## Written task
Reproduce each line from the records that holds "información".

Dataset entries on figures
Start
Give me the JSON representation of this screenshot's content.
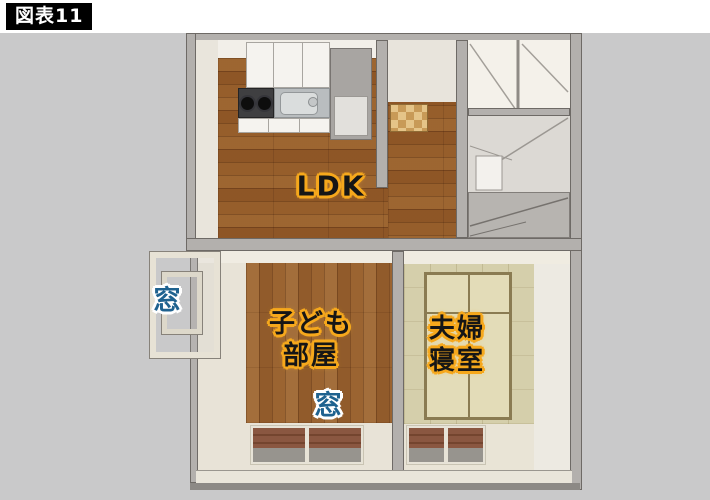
{
  "figure": {
    "label": "図表11"
  },
  "floorplan": {
    "type": "apartment-3d-floorplan",
    "rooms": [
      {
        "id": "ldk",
        "label": "LDK",
        "floor": "wood"
      },
      {
        "id": "kids-room",
        "label": "子ども部屋",
        "label_lines": [
          "子ども",
          "部屋"
        ],
        "floor": "wood"
      },
      {
        "id": "master-bedroom",
        "label": "夫婦寝室",
        "label_lines": [
          "夫婦",
          "寝室"
        ],
        "floor": "tatami"
      }
    ],
    "window_labels": [
      {
        "id": "window-left",
        "label": "窓"
      },
      {
        "id": "window-south",
        "label": "窓"
      }
    ],
    "colors": {
      "page_background": "#c9c9ca",
      "header_background": "#ffffff",
      "figure_label_background": "#000000",
      "figure_label_text": "#ffffff",
      "room_label_text": "#161616",
      "room_label_outline": "#f6a81c",
      "window_label_text": "#1f628f",
      "window_label_outline": "#ffffff",
      "wall": "#b3b0ad",
      "wood_floor": "#c39a68",
      "tatami_floor": "#d5cfab"
    }
  }
}
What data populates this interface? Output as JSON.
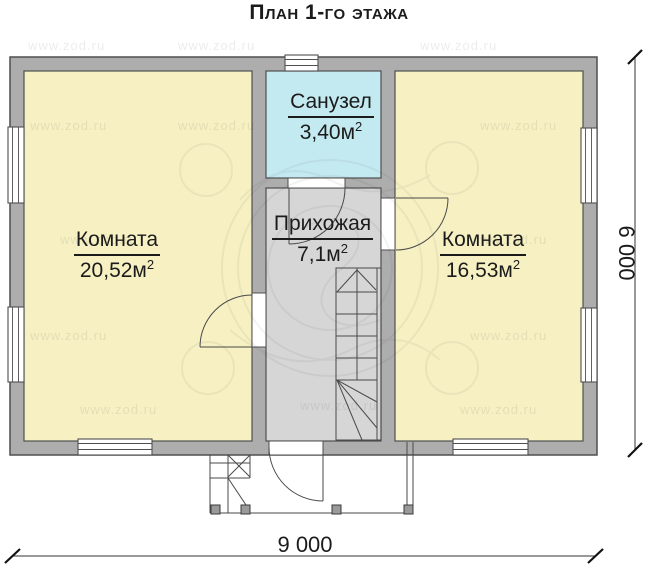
{
  "title": "План 1-го этажа",
  "rooms": {
    "bathroom": {
      "name": "Санузел",
      "area": "3,40м",
      "sup": "2"
    },
    "room_left": {
      "name": "Комната",
      "area": "20,52м",
      "sup": "2"
    },
    "hallway": {
      "name": "Прихожая",
      "area": "7,1м",
      "sup": "2"
    },
    "room_right": {
      "name": "Комната",
      "area": "16,53м",
      "sup": "2"
    }
  },
  "dimensions": {
    "width_label": "9 000",
    "height_label": "6 000"
  },
  "watermark": {
    "url": "www.zod.ru"
  },
  "colors": {
    "wall": "#adadad",
    "outline": "#4f4f4f",
    "room": "#f6f0c3",
    "bathroom": "#c3eaf0",
    "hallway": "#d6d6d6"
  }
}
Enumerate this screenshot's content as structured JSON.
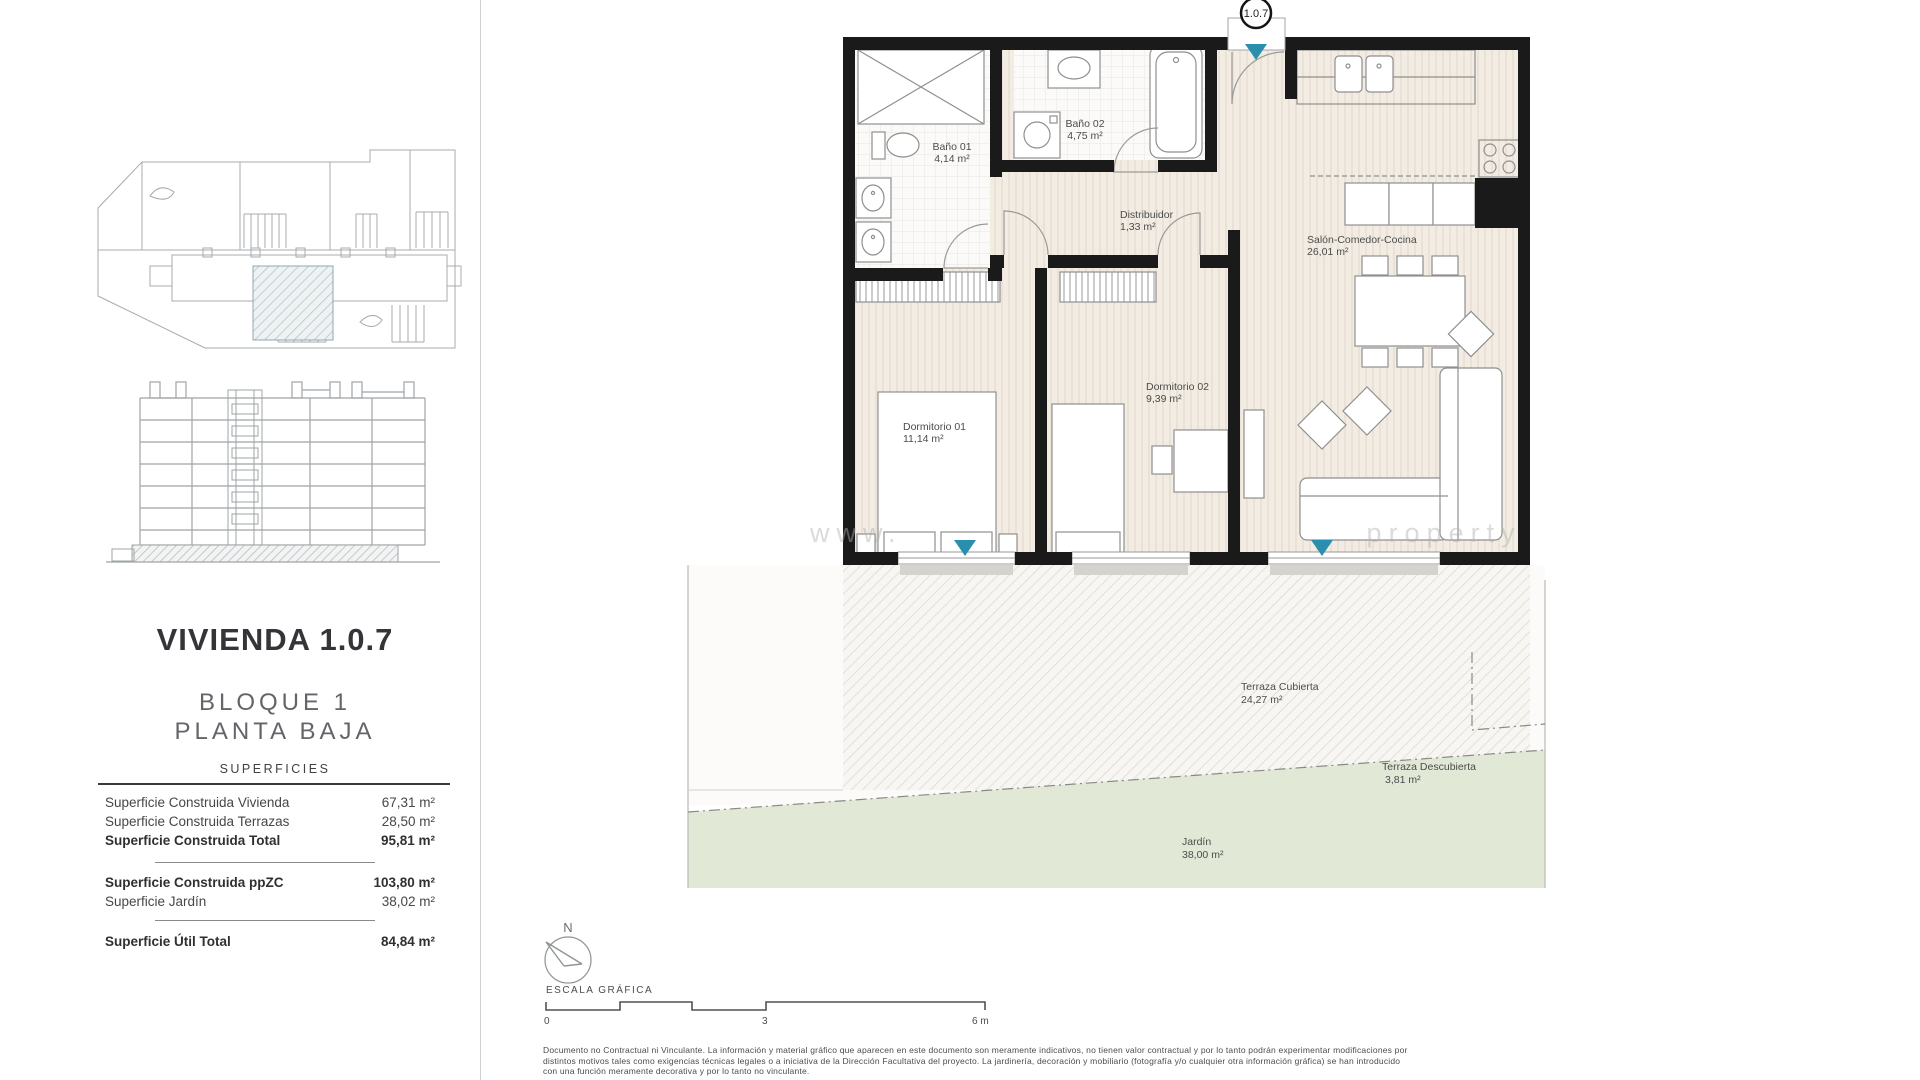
{
  "document": {
    "type": "floor-plan-sheet",
    "colors": {
      "accent_teal": "#2a8fad",
      "wall_black": "#1a1a1a",
      "floor_beige": "#f2ebe2",
      "garden_green": "#e2e8d6",
      "hatch_gray": "#dcd8d0",
      "drawing_gray": "#9fa4a7"
    }
  },
  "left_panel": {
    "title": "VIVIENDA 1.0.7",
    "subtitle_line1": "BLOQUE 1",
    "subtitle_line2": "PLANTA BAJA",
    "table_header": "SUPERFICIES",
    "rows": [
      {
        "label": "Superficie Construida Vivienda",
        "value": "67,31 m²"
      },
      {
        "label": "Superficie Construida Terrazas",
        "value": "28,50 m²"
      },
      {
        "label": "Superficie Construida Total",
        "value": "95,81 m²"
      },
      {
        "label": "Superficie Construida ppZC",
        "value": "103,80 m²"
      },
      {
        "label": "Superficie Jardín",
        "value": "38,02 m²"
      },
      {
        "label": "Superficie Útil Total",
        "value": "84,84 m²"
      }
    ]
  },
  "plan": {
    "unit_badge": "1.0.7",
    "rooms": [
      {
        "name": "Baño 01",
        "area": "4,14 m²"
      },
      {
        "name": "Baño 02",
        "area": "4,75 m²"
      },
      {
        "name": "Distribuidor",
        "area": "1,33 m²"
      },
      {
        "name": "Salón-Comedor-Cocina",
        "area": "26,01 m²"
      },
      {
        "name": "Dormitorio 01",
        "area": "11,14 m²"
      },
      {
        "name": "Dormitorio 02",
        "area": "9,39 m²"
      },
      {
        "name": "Terraza Cubierta",
        "area": "24,27 m²"
      },
      {
        "name": "Terraza Descubierta",
        "area": "3,81 m²"
      },
      {
        "name": "Jardín",
        "area": "38,00 m²"
      }
    ],
    "watermark": "www.                                property"
  },
  "scale_bar": {
    "north_label": "N",
    "caption": "ESCALA GRÁFICA",
    "ticks": [
      "0",
      "3",
      "6 m"
    ]
  },
  "disclaimer": {
    "line1": "Documento no Contractual ni Vinculante. La información y material gráfico que aparecen en este documento son meramente indicativos, no tienen valor contractual y por lo tanto podrán experimentar modificaciones por",
    "line2": "distintos motivos tales como exigencias técnicas legales o a iniciativa de la Dirección Facultativa del proyecto. La jardinería, decoración y mobiliario (fotografía y/o cualquier otra información gráfica) se han introducido",
    "line3": "con una función meramente decorativa y por lo tanto no vinculante."
  }
}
End
## Exercise output
    "line1": "Documento no Contractual ni Vinculante. La información y material gráfico que aparecen en este documento son meramente indicativos, no tienen valor contractual y por lo tanto podrán experimentar modificaciones por",
    "line2": "distintos motivos tales como exigencias técnicas legales o a iniciativa de la Dirección Facultativa del proyecto. La jardinería, decoración y mobiliario (fotografía y/o cualquier otra información gráfica) se han introducido",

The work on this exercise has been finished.